● **Material provided**
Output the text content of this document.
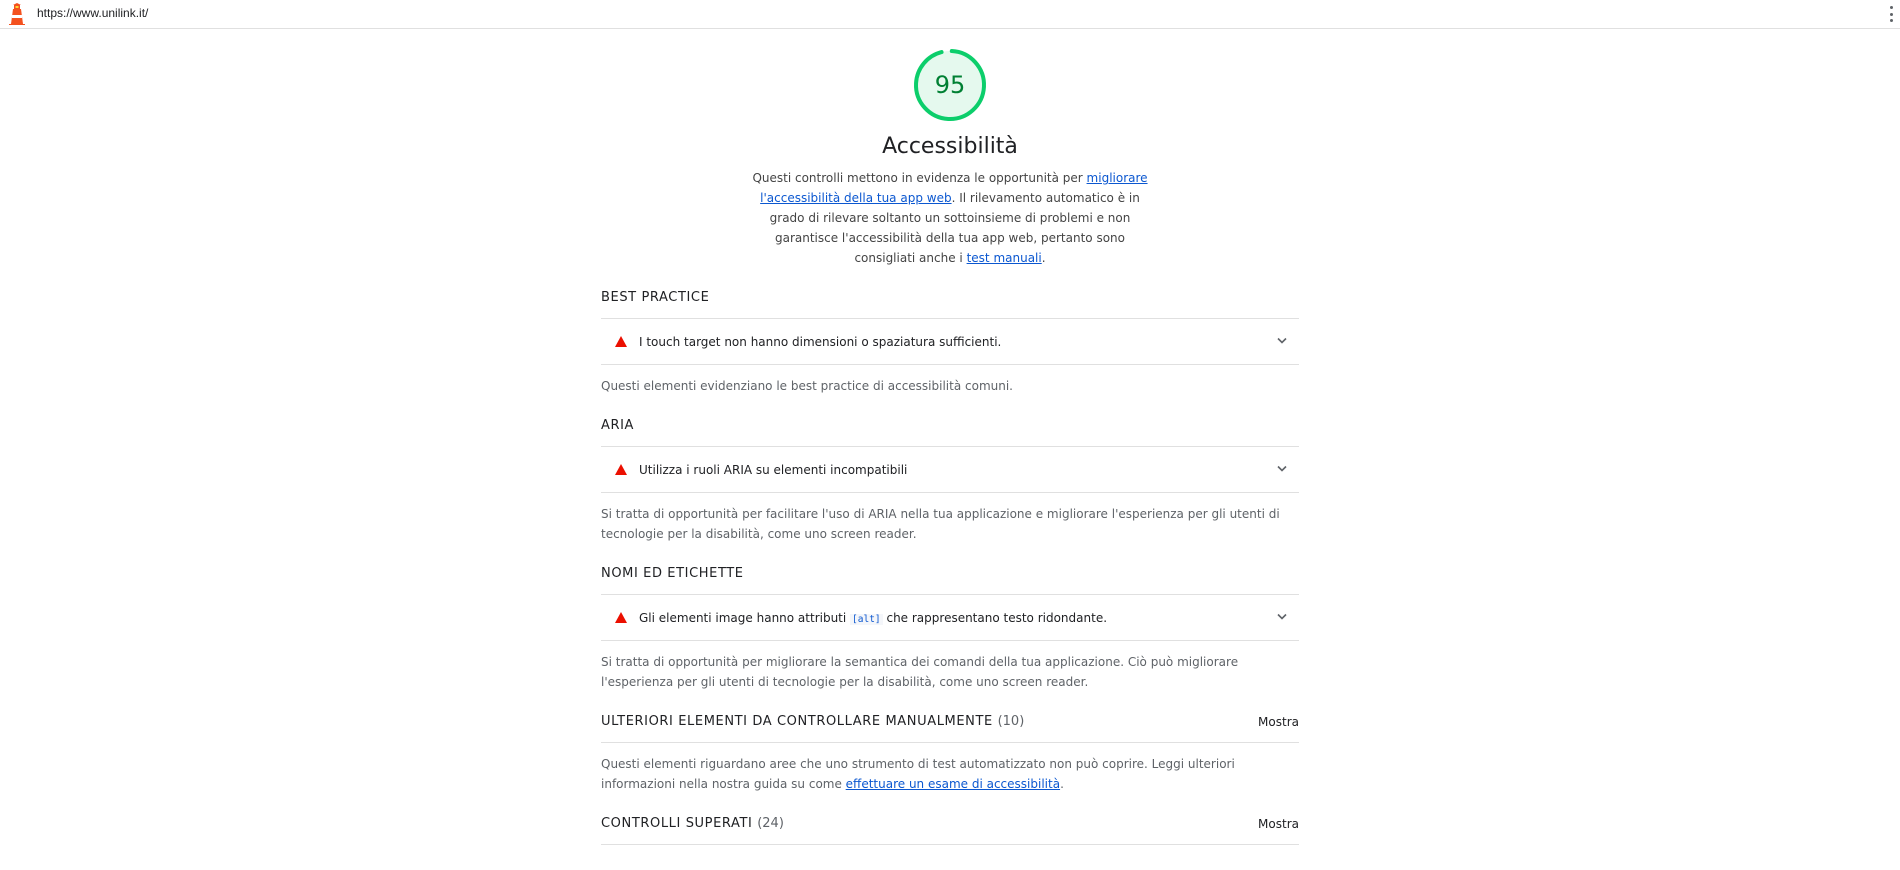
https://www.unilink.it/
95
Accessibilità
Questi controlli mettono in evidenza le opportunità per migliorare l'accessibilità della tua app web. Il rilevamento automatico è in grado di rilevare soltanto un sottoinsieme di problemi e non garantisce l'accessibilità della tua app web, pertanto sono consigliati anche i test manuali.
BEST PRACTICE
I touch target non hanno dimensioni o spaziatura sufficienti.
Questi elementi evidenziano le best practice di accessibilità comuni.
ARIA
Utilizza i ruoli ARIA su elementi incompatibili
Si tratta di opportunità per facilitare l'uso di ARIA nella tua applicazione e migliorare l'esperienza per gli utenti di tecnologie per la disabilità, come uno screen reader.
NOMI ED ETICHETTE
Gli elementi image hanno attributi [alt] che rappresentano testo ridondante.
Si tratta di opportunità per migliorare la semantica dei comandi della tua applicazione. Ciò può migliorare l'esperienza per gli utenti di tecnologie per la disabilità, come uno screen reader.
ULTERIORI ELEMENTI DA CONTROLLARE MANUALMENTE (10)	Mostra
Questi elementi riguardano aree che uno strumento di test automatizzato non può coprire. Leggi ulteriori informazioni nella nostra guida su come effettuare un esame di accessibilità.
CONTROLLI SUPERATI (24)	Mostra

● **Requirement**
Go through the material above and count the lines that contain "utenti"; answer with the number alone.

● **Result for this exercise**
2